TASK DESCRIPTION:
Every line of the data that includes "this" should be copied out.

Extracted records
☆ ☆ ☆ ☆
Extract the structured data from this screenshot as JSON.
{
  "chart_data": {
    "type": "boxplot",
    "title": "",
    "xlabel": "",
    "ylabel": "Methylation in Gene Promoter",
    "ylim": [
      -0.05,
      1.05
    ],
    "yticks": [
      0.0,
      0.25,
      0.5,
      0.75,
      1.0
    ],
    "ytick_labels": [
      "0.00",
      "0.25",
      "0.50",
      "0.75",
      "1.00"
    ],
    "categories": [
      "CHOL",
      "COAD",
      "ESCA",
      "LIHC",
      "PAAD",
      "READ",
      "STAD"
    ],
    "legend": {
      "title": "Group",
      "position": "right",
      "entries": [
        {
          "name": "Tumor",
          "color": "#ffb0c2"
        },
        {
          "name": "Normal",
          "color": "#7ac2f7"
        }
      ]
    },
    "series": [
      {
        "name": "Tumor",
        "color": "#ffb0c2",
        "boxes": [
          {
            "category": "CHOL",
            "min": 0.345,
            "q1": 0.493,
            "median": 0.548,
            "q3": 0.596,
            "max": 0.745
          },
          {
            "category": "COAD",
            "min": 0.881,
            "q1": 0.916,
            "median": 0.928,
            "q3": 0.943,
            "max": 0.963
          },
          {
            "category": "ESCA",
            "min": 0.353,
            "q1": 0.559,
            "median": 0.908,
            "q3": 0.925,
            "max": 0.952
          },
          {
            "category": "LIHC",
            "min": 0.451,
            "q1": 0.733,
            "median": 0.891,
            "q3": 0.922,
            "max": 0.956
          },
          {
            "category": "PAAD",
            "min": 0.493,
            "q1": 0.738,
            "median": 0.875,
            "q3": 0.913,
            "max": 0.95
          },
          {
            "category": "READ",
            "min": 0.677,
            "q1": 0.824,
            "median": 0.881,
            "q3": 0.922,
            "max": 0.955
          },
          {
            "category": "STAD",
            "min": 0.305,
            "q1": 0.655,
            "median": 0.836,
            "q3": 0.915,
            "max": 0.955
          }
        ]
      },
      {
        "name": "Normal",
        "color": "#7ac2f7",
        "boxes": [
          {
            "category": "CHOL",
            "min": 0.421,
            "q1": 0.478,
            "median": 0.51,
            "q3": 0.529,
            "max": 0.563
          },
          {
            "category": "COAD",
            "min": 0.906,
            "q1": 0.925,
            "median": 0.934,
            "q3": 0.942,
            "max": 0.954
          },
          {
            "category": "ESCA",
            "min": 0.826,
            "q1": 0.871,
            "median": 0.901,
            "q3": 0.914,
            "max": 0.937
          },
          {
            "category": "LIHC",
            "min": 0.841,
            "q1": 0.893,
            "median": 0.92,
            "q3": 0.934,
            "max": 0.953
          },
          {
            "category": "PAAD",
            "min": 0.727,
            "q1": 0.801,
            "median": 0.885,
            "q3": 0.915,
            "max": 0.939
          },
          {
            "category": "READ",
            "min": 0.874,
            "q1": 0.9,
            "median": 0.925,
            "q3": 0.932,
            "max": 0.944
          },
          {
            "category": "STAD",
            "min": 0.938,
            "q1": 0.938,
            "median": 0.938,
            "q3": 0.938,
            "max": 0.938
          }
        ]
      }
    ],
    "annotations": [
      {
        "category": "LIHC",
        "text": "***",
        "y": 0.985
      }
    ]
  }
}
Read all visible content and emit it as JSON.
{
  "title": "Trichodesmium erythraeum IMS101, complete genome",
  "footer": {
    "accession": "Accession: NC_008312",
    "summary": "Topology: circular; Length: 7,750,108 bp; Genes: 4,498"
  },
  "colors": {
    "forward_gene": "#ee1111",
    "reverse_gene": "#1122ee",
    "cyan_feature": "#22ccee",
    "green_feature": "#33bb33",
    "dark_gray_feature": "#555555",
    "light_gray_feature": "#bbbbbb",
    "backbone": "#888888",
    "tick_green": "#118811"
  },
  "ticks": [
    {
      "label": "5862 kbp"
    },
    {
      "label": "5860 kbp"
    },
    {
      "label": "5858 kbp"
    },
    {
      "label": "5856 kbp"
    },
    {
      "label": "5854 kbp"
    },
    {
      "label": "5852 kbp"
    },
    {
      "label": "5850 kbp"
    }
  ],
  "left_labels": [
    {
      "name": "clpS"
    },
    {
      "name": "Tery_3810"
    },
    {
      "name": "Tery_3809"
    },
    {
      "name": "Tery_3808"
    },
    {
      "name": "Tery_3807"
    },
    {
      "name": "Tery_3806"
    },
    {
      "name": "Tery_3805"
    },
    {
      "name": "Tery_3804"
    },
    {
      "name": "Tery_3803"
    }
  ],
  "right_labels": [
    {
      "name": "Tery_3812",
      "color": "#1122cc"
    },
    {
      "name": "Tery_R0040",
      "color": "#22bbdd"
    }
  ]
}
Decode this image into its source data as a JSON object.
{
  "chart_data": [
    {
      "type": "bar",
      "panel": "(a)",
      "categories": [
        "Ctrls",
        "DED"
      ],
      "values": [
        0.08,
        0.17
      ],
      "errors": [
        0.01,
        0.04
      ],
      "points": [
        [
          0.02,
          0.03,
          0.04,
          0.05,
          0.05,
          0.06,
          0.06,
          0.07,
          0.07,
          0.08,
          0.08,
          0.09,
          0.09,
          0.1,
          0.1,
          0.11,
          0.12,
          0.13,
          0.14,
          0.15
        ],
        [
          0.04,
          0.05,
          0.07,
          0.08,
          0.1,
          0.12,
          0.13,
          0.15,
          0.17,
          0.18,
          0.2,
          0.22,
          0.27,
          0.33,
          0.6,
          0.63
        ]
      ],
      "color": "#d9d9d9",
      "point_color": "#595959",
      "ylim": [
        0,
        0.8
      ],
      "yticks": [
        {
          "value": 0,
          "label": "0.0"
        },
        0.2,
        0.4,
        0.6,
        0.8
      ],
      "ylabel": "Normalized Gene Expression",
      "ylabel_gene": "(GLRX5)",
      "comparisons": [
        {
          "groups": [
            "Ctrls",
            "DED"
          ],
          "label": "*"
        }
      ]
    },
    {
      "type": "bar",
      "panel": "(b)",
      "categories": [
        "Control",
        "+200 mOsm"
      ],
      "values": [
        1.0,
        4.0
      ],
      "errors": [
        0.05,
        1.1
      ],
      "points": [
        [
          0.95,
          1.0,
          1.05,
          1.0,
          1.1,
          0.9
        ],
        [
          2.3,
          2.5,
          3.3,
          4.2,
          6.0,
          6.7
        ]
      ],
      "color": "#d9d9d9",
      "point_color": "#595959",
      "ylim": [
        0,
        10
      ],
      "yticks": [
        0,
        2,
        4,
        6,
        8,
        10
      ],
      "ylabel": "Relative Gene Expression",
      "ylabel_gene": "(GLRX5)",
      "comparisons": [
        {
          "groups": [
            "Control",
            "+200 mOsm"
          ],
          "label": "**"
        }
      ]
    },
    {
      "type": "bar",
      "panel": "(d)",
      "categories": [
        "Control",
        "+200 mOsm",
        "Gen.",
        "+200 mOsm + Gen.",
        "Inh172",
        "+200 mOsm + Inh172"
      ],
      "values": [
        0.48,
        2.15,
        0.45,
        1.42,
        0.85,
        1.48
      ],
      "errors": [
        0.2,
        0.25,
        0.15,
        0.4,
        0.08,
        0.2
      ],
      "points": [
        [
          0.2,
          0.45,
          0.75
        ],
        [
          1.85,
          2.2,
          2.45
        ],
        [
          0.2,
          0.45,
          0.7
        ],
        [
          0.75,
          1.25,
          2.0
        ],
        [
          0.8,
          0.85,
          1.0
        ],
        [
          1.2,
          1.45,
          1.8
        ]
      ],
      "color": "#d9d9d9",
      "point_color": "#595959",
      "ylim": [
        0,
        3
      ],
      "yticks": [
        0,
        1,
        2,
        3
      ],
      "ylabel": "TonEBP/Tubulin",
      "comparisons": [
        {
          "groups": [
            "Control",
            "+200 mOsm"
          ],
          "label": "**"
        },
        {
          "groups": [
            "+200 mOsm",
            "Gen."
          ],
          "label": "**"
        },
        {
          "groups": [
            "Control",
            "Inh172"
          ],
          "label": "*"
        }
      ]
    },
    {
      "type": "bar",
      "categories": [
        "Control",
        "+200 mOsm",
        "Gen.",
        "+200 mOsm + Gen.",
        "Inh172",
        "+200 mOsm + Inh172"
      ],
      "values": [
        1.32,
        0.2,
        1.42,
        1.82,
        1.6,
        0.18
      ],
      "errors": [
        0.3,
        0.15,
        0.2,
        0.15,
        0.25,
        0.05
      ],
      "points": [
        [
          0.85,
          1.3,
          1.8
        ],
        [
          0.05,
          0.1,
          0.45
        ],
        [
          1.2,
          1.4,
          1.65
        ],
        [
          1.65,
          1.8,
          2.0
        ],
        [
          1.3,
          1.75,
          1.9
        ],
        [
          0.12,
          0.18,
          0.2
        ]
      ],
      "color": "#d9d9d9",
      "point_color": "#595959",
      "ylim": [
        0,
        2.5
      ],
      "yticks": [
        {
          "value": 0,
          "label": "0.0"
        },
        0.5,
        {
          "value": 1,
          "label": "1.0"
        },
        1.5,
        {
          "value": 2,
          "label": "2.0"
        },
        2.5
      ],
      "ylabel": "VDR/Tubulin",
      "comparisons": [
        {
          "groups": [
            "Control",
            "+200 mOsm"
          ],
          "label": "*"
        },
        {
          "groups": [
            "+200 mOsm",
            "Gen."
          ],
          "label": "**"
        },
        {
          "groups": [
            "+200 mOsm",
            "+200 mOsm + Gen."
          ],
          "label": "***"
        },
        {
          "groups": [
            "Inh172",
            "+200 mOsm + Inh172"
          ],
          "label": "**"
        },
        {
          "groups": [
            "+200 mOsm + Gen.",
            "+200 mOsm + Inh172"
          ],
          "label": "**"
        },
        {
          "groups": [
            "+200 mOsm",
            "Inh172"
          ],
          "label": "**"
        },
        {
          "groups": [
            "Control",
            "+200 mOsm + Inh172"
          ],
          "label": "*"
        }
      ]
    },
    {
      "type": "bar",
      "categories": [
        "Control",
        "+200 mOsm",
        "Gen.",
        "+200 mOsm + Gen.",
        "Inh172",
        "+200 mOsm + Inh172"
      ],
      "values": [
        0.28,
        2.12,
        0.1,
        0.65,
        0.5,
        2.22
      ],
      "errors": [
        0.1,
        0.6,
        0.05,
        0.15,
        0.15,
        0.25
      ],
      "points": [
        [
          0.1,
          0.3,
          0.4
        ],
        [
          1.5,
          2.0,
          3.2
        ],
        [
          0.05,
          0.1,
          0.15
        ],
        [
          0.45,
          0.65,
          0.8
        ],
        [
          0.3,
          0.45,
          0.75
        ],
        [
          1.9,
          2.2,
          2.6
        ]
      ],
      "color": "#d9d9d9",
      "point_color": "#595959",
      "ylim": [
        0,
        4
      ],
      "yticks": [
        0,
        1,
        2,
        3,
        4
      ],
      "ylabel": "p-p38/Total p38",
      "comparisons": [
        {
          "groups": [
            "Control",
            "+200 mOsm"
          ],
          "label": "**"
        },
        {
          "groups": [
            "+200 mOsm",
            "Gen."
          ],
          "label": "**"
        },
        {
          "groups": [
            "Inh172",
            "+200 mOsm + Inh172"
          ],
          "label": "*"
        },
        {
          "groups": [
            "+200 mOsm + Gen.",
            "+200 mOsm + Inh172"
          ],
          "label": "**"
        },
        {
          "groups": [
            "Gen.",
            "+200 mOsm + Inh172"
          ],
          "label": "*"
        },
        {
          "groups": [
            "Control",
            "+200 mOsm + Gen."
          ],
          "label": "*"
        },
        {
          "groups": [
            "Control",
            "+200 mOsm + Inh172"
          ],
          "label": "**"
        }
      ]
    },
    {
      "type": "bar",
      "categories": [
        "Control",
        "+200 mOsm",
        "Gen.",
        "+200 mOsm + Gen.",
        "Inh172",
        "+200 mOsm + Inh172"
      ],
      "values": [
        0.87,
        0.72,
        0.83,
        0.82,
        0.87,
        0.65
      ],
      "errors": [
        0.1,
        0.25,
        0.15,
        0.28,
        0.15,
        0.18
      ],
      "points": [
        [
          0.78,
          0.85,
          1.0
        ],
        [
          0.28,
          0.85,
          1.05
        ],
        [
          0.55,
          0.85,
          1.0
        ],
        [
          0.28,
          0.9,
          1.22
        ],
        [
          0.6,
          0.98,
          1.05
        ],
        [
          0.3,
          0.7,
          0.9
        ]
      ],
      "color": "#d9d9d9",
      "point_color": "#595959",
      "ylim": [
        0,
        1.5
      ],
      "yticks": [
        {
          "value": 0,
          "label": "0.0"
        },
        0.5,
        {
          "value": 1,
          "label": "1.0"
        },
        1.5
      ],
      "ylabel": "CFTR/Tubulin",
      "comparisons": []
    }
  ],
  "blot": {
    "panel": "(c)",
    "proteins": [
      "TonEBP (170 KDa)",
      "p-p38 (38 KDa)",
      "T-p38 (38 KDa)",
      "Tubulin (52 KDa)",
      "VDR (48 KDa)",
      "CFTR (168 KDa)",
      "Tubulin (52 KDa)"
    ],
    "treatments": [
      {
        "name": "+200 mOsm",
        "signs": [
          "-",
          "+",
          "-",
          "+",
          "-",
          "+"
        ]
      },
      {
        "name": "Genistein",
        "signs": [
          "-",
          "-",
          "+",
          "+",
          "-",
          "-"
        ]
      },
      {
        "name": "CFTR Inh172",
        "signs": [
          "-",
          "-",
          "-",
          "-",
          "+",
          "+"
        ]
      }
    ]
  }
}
☆ ☆ ☆ ☆
RESULT BELOW:
Extract the structured data from this screenshot as JSON.
Decode this image into its source data as a JSON object.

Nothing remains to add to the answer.